Figure contents as structured data:

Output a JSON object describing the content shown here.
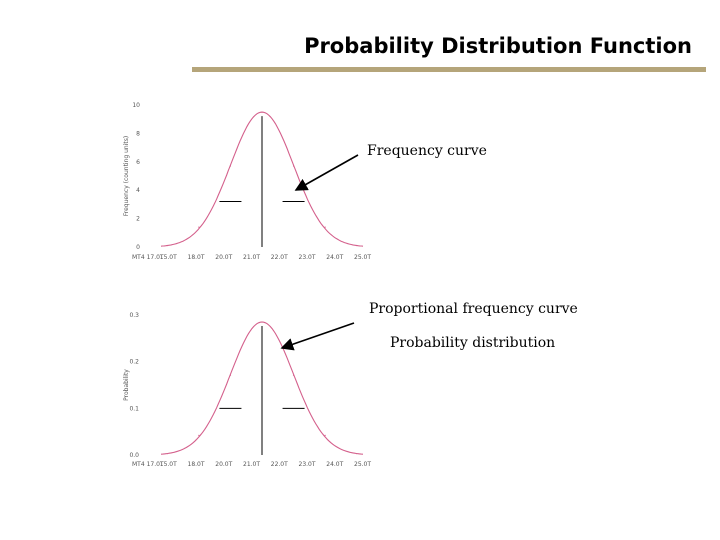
{
  "slide": {
    "title": "Probability Distribution Function",
    "annotations": {
      "frequency_curve": "Frequency curve",
      "proportional_frequency_curve": "Proportional frequency curve",
      "probability_distribution": "Probability distribution"
    }
  },
  "colors": {
    "title_rule": "#b5a57a",
    "curve": "#d4608c",
    "axes": "#555555"
  },
  "chart_data": [
    {
      "type": "line",
      "title": "",
      "xlabel": "",
      "ylabel": "Frequency (counting units)",
      "ylim": [
        0,
        10
      ],
      "yticks": [
        "10",
        "8",
        "6",
        "4",
        "2",
        "0"
      ],
      "ytick_values": [
        10,
        8,
        6,
        4,
        2,
        0
      ],
      "xticks": [
        "MT4 17.0T",
        "15.0T",
        "18.0T",
        "20.0T",
        "21.0T",
        "22.0T",
        "23.0T",
        "24.0T",
        "25.0T"
      ],
      "series": [
        {
          "x": [
            -3,
            -2,
            -1,
            0,
            1,
            2,
            3
          ],
          "y": [
            0.1,
            1.4,
            5.7,
            9.5,
            5.7,
            1.4,
            0.1
          ]
        }
      ],
      "mean_line": {
        "x": 0,
        "y_top": 9.5
      },
      "sd_markers": [
        {
          "x": -1,
          "y": 3.2
        },
        {
          "x": 1,
          "y": 3.2
        }
      ]
    },
    {
      "type": "line",
      "title": "",
      "xlabel": "",
      "ylabel": "Probability",
      "ylim": [
        0,
        0.3
      ],
      "yticks": [
        "0.3",
        "0.2",
        "0.1",
        "0.0"
      ],
      "ytick_values": [
        0.3,
        0.2,
        0.1,
        0.0
      ],
      "xticks": [
        "MT4 17.0T",
        "15.0T",
        "18.0T",
        "20.0T",
        "21.0T",
        "22.0T",
        "23.0T",
        "24.0T",
        "25.0T"
      ],
      "series": [
        {
          "x": [
            -3,
            -2,
            -1,
            0,
            1,
            2,
            3
          ],
          "y": [
            0.003,
            0.042,
            0.171,
            0.285,
            0.171,
            0.042,
            0.003
          ]
        }
      ],
      "mean_line": {
        "x": 0,
        "y_top": 0.285
      },
      "sd_markers": [
        {
          "x": -1,
          "y": 0.1
        },
        {
          "x": 1,
          "y": 0.1
        }
      ]
    }
  ]
}
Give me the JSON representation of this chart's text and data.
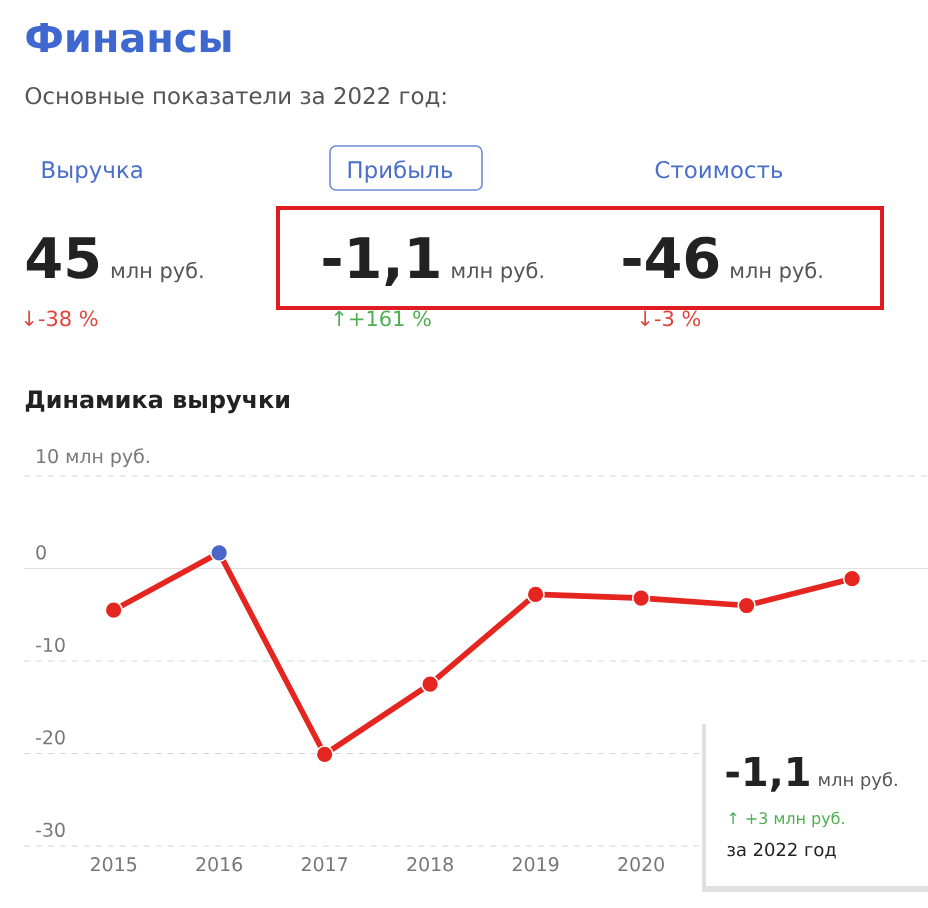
{
  "chart_data": [
    {
      "type": "other",
      "title": "Финансы",
      "subtitle": "Основные показатели за 2022 год:",
      "annotations": [
        "Выручка",
        "Прибыль",
        "Стоимость",
        "45",
        "млн руб.",
        "-1,1",
        "млн руб.",
        "-46",
        "млн руб.",
        "↓-38 %",
        "↑+161 %",
        "↓-3 %"
      ]
    },
    {
      "type": "line",
      "title": "Динамика выручки",
      "categories": [
        "2015",
        "2016",
        "2017",
        "2018",
        "2019",
        "2020",
        null,
        null
      ],
      "series": [
        {
          "color": "#e52620",
          "values": [
            -4.5,
            1.7,
            -20.1,
            -12.5,
            -2.8,
            -3.2,
            -4.0,
            -1.1
          ],
          "colors": [
            "#e52620",
            "#4a66c8",
            "#e52620",
            "#e52620",
            "#e52620",
            "#e52620",
            "#e52620",
            "#e52620"
          ]
        }
      ],
      "ylim": [
        -30,
        10
      ],
      "yticks": [
        {
          "value": 10,
          "label": "10 млн руб."
        },
        0,
        -10,
        -20,
        -30
      ],
      "grid": "y",
      "marker": "circle",
      "annotations": [
        "-1,1",
        "млн руб.",
        "↑ +3 млн руб.",
        "за 2022 год"
      ]
    }
  ]
}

— Exercise aim —
Leave out the pictures and output the rest of the material exactly as written.

— Output of the task —
Output a JSON object describing the content shown here.
{
  "slide": {
    "title": "Probability Distribution Function",
    "annotations": {
      "frequency_curve": "Frequency curve",
      "proportional_frequency_curve": "Proportional frequency curve",
      "probability_distribution": "Probability distribution"
    }
  },
  "colors": {
    "title_rule": "#b5a57a",
    "curve": "#d4608c",
    "axes": "#555555"
  },
  "chart_data": [
    {
      "type": "line",
      "title": "",
      "xlabel": "",
      "ylabel": "Frequency (counting units)",
      "ylim": [
        0,
        10
      ],
      "yticks": [
        "10",
        "8",
        "6",
        "4",
        "2",
        "0"
      ],
      "ytick_values": [
        10,
        8,
        6,
        4,
        2,
        0
      ],
      "xticks": [
        "MT4 17.0T",
        "15.0T",
        "18.0T",
        "20.0T",
        "21.0T",
        "22.0T",
        "23.0T",
        "24.0T",
        "25.0T"
      ],
      "series": [
        {
          "x": [
            -3,
            -2,
            -1,
            0,
            1,
            2,
            3
          ],
          "y": [
            0.1,
            1.4,
            5.7,
            9.5,
            5.7,
            1.4,
            0.1
          ]
        }
      ],
      "mean_line": {
        "x": 0,
        "y_top": 9.5
      },
      "sd_markers": [
        {
          "x": -1,
          "y": 3.2
        },
        {
          "x": 1,
          "y": 3.2
        }
      ]
    },
    {
      "type": "line",
      "title": "",
      "xlabel": "",
      "ylabel": "Probability",
      "ylim": [
        0,
        0.3
      ],
      "yticks": [
        "0.3",
        "0.2",
        "0.1",
        "0.0"
      ],
      "ytick_values": [
        0.3,
        0.2,
        0.1,
        0.0
      ],
      "xticks": [
        "MT4 17.0T",
        "15.0T",
        "18.0T",
        "20.0T",
        "21.0T",
        "22.0T",
        "23.0T",
        "24.0T",
        "25.0T"
      ],
      "series": [
        {
          "x": [
            -3,
            -2,
            -1,
            0,
            1,
            2,
            3
          ],
          "y": [
            0.003,
            0.042,
            0.171,
            0.285,
            0.171,
            0.042,
            0.003
          ]
        }
      ],
      "mean_line": {
        "x": 0,
        "y_top": 0.285
      },
      "sd_markers": [
        {
          "x": -1,
          "y": 0.1
        },
        {
          "x": 1,
          "y": 0.1
        }
      ]
    }
  ]
}
Give me the JSON representation of this chart's text and data.
{
  "chart_data": [
    {
      "type": "other",
      "title": "Финансы",
      "subtitle": "Основные показатели за 2022 год:",
      "annotations": [
        "Выручка",
        "Прибыль",
        "Стоимость",
        "45",
        "млн руб.",
        "-1,1",
        "млн руб.",
        "-46",
        "млн руб.",
        "↓-38 %",
        "↑+161 %",
        "↓-3 %"
      ]
    },
    {
      "type": "line",
      "title": "Динамика выручки",
      "categories": [
        "2015",
        "2016",
        "2017",
        "2018",
        "2019",
        "2020",
        null,
        null
      ],
      "series": [
        {
          "color": "#e52620",
          "values": [
            -4.5,
            1.7,
            -20.1,
            -12.5,
            -2.8,
            -3.2,
            -4.0,
            -1.1
          ],
          "colors": [
            "#e52620",
            "#4a66c8",
            "#e52620",
            "#e52620",
            "#e52620",
            "#e52620",
            "#e52620",
            "#e52620"
          ]
        }
      ],
      "ylim": [
        -30,
        10
      ],
      "yticks": [
        {
          "value": 10,
          "label": "10 млн руб."
        },
        0,
        -10,
        -20,
        -30
      ],
      "grid": "y",
      "marker": "circle",
      "annotations": [
        "-1,1",
        "млн руб.",
        "↑ +3 млн руб.",
        "за 2022 год"
      ]
    }
  ]
}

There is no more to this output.